Exercise aim> Extract each line of the records below that contains the word "this".

Start of Given entries

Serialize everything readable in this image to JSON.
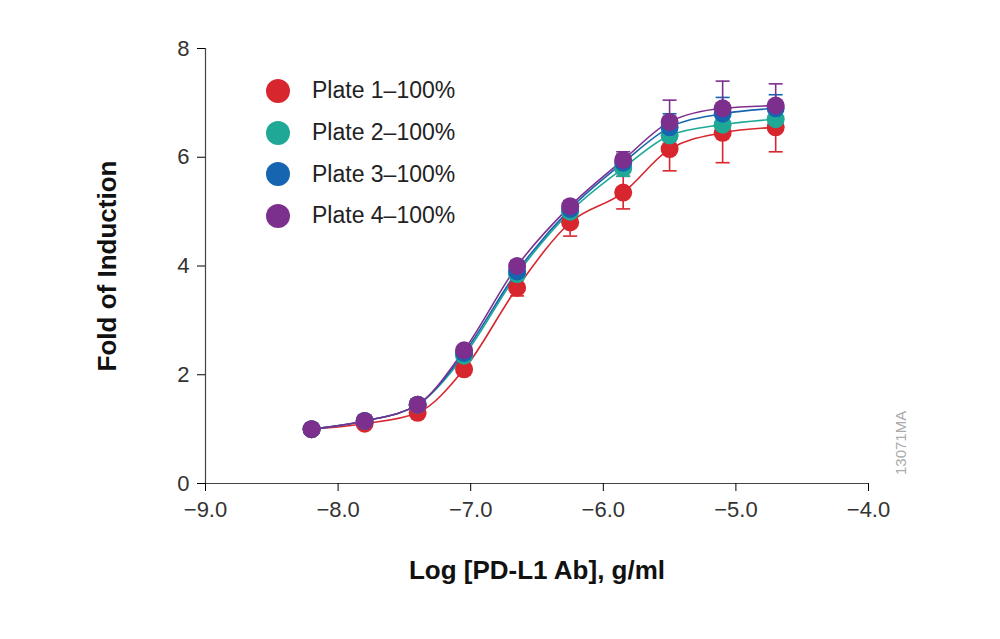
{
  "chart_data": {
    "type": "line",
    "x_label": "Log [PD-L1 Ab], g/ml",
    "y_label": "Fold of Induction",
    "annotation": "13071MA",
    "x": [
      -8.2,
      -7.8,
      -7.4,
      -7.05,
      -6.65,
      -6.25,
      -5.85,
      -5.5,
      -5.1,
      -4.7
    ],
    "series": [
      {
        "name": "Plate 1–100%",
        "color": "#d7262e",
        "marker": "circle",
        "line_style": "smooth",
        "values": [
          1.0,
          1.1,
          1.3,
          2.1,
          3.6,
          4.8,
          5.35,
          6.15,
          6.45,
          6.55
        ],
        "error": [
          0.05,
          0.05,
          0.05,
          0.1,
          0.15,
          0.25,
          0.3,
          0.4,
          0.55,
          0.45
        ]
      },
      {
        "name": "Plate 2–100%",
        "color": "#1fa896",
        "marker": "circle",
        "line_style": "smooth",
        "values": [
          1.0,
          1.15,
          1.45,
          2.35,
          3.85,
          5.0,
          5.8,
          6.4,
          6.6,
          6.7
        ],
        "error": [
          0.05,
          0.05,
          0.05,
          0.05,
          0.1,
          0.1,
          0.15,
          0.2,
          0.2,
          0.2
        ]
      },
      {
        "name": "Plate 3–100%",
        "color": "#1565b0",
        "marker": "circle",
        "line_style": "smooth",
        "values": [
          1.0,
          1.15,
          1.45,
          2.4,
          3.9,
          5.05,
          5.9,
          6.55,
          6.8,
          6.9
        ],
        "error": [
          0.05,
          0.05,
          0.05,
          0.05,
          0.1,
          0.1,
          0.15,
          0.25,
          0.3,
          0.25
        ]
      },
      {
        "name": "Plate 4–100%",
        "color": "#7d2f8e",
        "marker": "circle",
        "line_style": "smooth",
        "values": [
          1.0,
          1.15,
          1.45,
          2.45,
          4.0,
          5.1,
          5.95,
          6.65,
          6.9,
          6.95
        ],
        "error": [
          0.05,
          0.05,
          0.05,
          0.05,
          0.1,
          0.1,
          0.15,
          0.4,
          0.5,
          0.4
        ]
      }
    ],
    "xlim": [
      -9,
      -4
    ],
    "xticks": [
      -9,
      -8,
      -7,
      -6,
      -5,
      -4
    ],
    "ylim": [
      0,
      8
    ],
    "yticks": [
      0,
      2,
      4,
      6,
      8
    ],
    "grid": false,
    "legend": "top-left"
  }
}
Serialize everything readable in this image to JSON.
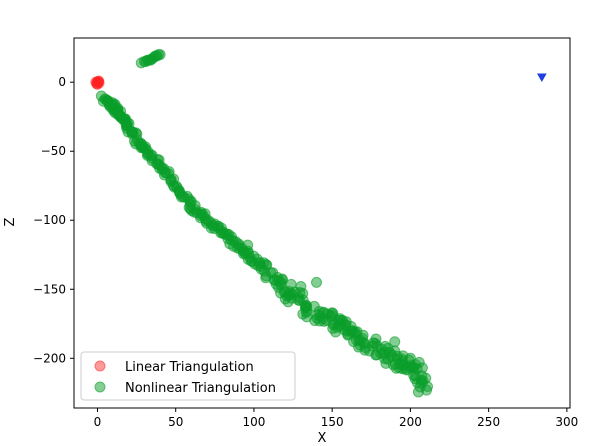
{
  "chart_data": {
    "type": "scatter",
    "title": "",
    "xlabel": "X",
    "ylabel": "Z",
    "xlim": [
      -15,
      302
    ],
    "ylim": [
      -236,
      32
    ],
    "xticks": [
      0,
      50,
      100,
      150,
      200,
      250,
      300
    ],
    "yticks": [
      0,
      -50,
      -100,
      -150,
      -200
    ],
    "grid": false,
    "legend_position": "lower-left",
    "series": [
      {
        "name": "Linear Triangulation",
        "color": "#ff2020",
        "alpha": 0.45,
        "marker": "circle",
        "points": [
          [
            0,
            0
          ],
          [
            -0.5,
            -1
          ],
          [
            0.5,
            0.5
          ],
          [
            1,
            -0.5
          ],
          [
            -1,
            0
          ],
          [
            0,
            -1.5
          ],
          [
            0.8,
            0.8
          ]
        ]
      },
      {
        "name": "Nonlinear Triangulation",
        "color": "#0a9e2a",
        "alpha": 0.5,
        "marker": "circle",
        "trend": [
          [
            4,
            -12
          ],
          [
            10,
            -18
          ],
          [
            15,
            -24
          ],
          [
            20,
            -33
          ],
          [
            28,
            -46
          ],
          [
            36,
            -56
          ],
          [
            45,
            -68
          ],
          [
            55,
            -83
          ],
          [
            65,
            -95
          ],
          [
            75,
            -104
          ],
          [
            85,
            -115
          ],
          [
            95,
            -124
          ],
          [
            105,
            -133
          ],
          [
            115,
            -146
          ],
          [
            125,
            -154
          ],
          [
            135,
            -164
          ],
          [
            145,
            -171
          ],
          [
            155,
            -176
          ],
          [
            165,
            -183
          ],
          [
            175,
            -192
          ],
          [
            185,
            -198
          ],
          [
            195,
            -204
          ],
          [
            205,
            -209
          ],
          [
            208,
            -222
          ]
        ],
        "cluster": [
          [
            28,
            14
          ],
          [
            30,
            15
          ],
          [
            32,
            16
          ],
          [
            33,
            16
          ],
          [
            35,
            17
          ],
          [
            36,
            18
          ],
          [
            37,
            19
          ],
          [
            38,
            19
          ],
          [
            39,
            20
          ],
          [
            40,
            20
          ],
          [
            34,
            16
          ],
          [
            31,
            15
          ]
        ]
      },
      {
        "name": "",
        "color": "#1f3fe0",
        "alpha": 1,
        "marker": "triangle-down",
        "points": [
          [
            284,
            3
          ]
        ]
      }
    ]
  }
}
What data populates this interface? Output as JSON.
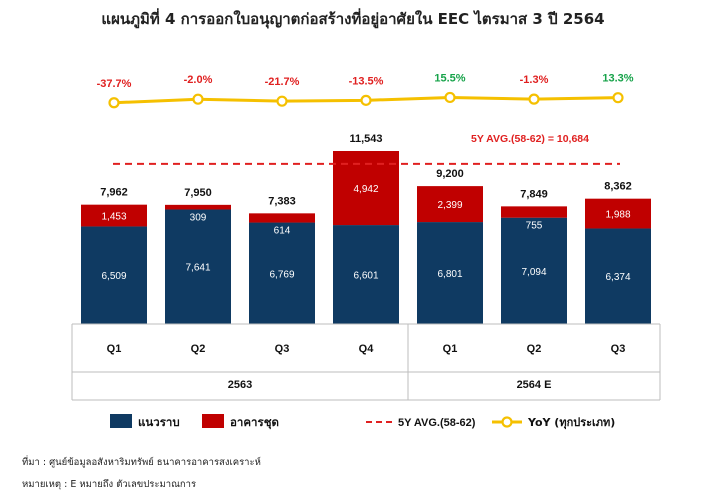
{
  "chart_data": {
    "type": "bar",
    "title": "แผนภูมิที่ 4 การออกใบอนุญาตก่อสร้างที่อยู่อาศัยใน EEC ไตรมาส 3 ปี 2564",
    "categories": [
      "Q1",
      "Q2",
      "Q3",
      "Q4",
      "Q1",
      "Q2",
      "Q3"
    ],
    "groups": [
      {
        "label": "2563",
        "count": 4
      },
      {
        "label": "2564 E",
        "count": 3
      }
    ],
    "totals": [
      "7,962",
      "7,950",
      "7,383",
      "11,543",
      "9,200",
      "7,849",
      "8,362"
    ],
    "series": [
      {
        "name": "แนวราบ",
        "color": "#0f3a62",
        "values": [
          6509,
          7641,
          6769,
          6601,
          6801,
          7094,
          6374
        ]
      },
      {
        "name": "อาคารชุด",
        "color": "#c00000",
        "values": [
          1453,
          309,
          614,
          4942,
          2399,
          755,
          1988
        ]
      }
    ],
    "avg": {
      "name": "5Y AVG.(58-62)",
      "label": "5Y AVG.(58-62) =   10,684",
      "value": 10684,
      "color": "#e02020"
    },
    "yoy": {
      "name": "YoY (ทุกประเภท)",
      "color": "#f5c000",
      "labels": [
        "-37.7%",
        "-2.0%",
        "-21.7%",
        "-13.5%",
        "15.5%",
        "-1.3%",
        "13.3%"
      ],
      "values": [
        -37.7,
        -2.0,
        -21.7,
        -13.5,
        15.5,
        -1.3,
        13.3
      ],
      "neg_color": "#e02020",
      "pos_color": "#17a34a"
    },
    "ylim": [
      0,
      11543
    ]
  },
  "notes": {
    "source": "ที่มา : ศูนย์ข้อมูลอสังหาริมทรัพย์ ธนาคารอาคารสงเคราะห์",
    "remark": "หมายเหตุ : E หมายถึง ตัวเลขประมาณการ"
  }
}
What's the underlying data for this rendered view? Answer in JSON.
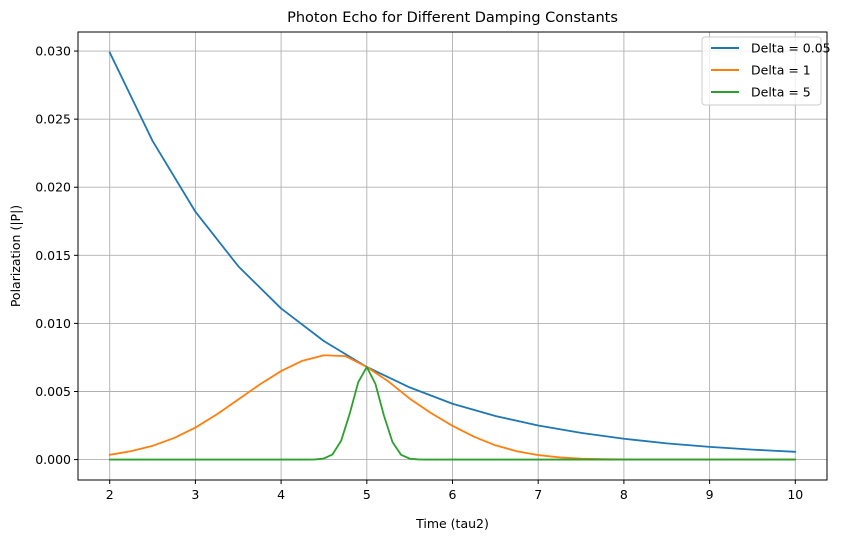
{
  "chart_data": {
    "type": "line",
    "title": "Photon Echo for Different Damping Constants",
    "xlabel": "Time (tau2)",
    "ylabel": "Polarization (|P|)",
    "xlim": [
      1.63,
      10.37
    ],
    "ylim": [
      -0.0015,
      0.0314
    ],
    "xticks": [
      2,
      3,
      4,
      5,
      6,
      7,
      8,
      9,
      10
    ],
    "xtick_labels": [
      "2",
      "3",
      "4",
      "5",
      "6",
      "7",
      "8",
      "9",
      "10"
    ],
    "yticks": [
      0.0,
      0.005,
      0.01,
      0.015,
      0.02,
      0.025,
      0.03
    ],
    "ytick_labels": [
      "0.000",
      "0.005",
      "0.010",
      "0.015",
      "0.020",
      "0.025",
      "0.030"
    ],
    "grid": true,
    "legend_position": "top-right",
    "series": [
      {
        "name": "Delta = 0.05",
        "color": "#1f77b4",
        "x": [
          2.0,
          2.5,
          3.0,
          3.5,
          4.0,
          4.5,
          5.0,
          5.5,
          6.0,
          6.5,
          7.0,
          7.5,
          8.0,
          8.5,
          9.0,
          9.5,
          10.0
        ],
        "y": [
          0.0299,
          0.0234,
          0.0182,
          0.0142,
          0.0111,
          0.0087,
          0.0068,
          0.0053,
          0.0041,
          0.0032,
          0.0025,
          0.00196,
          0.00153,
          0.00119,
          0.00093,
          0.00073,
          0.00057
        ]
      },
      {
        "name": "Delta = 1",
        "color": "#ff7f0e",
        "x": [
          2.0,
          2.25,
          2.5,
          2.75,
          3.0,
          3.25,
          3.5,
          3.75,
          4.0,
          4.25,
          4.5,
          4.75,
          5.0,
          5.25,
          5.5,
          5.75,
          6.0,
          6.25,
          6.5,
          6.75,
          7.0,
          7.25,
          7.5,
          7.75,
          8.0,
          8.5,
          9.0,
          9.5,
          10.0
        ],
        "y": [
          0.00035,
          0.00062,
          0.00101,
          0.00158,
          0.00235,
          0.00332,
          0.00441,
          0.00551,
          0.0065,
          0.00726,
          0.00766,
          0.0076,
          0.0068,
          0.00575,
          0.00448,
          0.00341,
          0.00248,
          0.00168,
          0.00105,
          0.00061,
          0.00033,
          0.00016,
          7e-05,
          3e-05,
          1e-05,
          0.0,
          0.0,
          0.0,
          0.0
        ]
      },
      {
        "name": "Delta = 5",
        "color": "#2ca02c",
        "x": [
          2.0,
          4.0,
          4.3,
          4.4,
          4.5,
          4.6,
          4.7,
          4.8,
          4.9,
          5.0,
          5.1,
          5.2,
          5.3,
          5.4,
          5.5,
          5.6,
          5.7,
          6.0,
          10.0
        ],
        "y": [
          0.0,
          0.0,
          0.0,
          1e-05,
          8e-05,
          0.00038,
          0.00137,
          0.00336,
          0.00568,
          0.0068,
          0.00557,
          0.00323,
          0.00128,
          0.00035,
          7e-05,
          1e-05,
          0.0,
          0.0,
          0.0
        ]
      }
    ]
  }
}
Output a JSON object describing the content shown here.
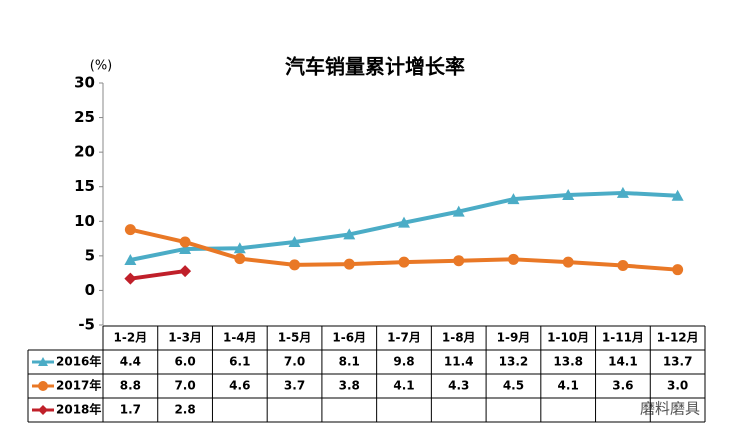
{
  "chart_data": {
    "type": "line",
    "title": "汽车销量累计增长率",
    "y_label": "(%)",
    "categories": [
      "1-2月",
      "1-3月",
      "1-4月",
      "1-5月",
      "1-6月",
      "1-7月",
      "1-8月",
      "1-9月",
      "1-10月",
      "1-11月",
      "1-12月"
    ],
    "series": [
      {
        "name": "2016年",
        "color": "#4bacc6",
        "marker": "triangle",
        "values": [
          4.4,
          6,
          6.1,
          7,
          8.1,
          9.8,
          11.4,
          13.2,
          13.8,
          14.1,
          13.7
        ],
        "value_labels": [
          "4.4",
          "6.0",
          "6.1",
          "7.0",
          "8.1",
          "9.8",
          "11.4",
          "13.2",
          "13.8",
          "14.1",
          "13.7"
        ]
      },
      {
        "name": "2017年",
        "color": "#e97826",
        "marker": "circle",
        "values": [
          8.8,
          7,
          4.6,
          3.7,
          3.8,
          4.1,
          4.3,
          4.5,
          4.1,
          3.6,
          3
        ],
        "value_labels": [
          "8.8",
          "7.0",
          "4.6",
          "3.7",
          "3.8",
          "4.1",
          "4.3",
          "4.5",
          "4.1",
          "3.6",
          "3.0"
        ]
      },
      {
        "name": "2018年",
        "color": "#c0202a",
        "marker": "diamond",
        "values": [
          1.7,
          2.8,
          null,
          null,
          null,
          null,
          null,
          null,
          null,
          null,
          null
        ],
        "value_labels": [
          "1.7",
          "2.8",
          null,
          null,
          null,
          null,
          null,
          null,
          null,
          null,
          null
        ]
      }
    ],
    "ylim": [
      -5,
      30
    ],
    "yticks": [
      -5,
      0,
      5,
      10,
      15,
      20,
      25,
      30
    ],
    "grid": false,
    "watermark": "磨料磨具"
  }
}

End of Given entries

Response>
Serialize everything readable in this image to JSON.
Serialize everything readable in this image to JSON.
What data populates this interface? Output as JSON.
What's the underlying data for this rendered view? Answer in JSON.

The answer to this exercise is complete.